**STATED TASK:** In the rows below, rename every "gridline" to "grid-line" and leave everything else unchanged.

----------------

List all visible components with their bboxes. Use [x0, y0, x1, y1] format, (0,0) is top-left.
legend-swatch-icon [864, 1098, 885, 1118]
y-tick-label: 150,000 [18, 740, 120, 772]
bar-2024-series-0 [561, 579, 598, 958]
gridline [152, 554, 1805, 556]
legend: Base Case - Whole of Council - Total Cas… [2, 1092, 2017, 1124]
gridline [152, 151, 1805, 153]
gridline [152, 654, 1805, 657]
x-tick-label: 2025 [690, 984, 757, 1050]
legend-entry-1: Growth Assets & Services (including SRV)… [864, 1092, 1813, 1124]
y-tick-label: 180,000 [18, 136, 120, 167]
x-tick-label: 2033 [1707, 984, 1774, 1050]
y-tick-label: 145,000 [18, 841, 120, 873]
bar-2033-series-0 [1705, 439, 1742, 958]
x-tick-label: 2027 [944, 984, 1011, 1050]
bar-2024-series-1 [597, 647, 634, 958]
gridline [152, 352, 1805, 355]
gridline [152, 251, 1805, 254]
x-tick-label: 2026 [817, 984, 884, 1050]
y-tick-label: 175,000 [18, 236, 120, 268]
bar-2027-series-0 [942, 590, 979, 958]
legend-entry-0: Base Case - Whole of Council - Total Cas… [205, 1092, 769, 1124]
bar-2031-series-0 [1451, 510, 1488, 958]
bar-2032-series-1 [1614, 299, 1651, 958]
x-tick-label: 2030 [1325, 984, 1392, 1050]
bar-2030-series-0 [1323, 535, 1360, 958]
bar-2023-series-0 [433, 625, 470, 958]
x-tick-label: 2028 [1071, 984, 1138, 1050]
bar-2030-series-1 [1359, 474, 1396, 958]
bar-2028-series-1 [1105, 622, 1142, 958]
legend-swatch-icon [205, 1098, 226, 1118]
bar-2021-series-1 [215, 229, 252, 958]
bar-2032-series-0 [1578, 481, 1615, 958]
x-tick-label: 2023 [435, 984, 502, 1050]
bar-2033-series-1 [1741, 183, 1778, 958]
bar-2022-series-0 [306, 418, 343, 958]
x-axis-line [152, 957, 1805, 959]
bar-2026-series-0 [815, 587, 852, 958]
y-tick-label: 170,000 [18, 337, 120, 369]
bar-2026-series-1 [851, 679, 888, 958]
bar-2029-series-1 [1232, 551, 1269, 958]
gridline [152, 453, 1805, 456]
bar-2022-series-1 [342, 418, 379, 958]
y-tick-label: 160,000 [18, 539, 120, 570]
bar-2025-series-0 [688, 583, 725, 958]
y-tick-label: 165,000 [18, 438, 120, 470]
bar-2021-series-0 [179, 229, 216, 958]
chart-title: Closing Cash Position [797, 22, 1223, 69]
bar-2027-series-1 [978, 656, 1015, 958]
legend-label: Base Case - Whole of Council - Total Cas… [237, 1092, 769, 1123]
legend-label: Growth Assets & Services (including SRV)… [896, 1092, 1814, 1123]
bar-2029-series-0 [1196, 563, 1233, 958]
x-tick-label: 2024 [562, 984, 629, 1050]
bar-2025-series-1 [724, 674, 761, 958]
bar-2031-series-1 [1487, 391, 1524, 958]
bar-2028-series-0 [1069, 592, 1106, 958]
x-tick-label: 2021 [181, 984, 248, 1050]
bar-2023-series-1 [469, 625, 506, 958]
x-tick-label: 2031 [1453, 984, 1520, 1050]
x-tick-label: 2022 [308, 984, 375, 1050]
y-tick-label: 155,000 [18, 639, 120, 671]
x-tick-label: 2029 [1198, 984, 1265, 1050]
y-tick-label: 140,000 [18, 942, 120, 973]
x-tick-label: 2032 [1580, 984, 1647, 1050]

----------------

**SOLUTION TO THE PROBLEM:**
List all visible components with their bboxes. Use [x0, y0, x1, y1] format, (0,0) is top-left.
legend-swatch-icon [864, 1098, 885, 1118]
y-tick-label: 150,000 [18, 740, 120, 772]
bar-2024-series-0 [561, 579, 598, 958]
grid-line [152, 554, 1805, 556]
legend: Base Case - Whole of Council - Total Cas… [2, 1092, 2017, 1124]
grid-line [152, 151, 1805, 153]
grid-line [152, 654, 1805, 657]
x-tick-label: 2025 [690, 984, 757, 1050]
legend-entry-1: Growth Assets & Services (including SRV)… [864, 1092, 1813, 1124]
y-tick-label: 180,000 [18, 136, 120, 167]
x-tick-label: 2033 [1707, 984, 1774, 1050]
y-tick-label: 145,000 [18, 841, 120, 873]
bar-2033-series-0 [1705, 439, 1742, 958]
x-tick-label: 2027 [944, 984, 1011, 1050]
bar-2024-series-1 [597, 647, 634, 958]
grid-line [152, 352, 1805, 355]
grid-line [152, 251, 1805, 254]
x-tick-label: 2026 [817, 984, 884, 1050]
y-tick-label: 175,000 [18, 236, 120, 268]
bar-2027-series-0 [942, 590, 979, 958]
legend-entry-0: Base Case - Whole of Council - Total Cas… [205, 1092, 769, 1124]
bar-2031-series-0 [1451, 510, 1488, 958]
bar-2032-series-1 [1614, 299, 1651, 958]
x-tick-label: 2030 [1325, 984, 1392, 1050]
bar-2030-series-0 [1323, 535, 1360, 958]
bar-2023-series-0 [433, 625, 470, 958]
x-tick-label: 2028 [1071, 984, 1138, 1050]
bar-2030-series-1 [1359, 474, 1396, 958]
bar-2028-series-1 [1105, 622, 1142, 958]
legend-swatch-icon [205, 1098, 226, 1118]
bar-2021-series-1 [215, 229, 252, 958]
bar-2032-series-0 [1578, 481, 1615, 958]
x-tick-label: 2023 [435, 984, 502, 1050]
bar-2033-series-1 [1741, 183, 1778, 958]
bar-2022-series-0 [306, 418, 343, 958]
x-axis-line [152, 957, 1805, 959]
bar-2026-series-0 [815, 587, 852, 958]
y-tick-label: 170,000 [18, 337, 120, 369]
bar-2026-series-1 [851, 679, 888, 958]
bar-2029-series-1 [1232, 551, 1269, 958]
grid-line [152, 453, 1805, 456]
bar-2022-series-1 [342, 418, 379, 958]
y-tick-label: 160,000 [18, 539, 120, 570]
bar-2025-series-0 [688, 583, 725, 958]
y-tick-label: 165,000 [18, 438, 120, 470]
bar-2021-series-0 [179, 229, 216, 958]
chart-title: Closing Cash Position [797, 22, 1223, 69]
bar-2027-series-1 [978, 656, 1015, 958]
legend-label: Base Case - Whole of Council - Total Cas… [237, 1092, 769, 1123]
legend-label: Growth Assets & Services (including SRV)… [896, 1092, 1814, 1123]
bar-2029-series-0 [1196, 563, 1233, 958]
x-tick-label: 2024 [562, 984, 629, 1050]
bar-2025-series-1 [724, 674, 761, 958]
bar-2031-series-1 [1487, 391, 1524, 958]
bar-2028-series-0 [1069, 592, 1106, 958]
x-tick-label: 2021 [181, 984, 248, 1050]
bar-2023-series-1 [469, 625, 506, 958]
x-tick-label: 2031 [1453, 984, 1520, 1050]
x-tick-label: 2022 [308, 984, 375, 1050]
y-tick-label: 155,000 [18, 639, 120, 671]
x-tick-label: 2029 [1198, 984, 1265, 1050]
y-tick-label: 140,000 [18, 942, 120, 973]
x-tick-label: 2032 [1580, 984, 1647, 1050]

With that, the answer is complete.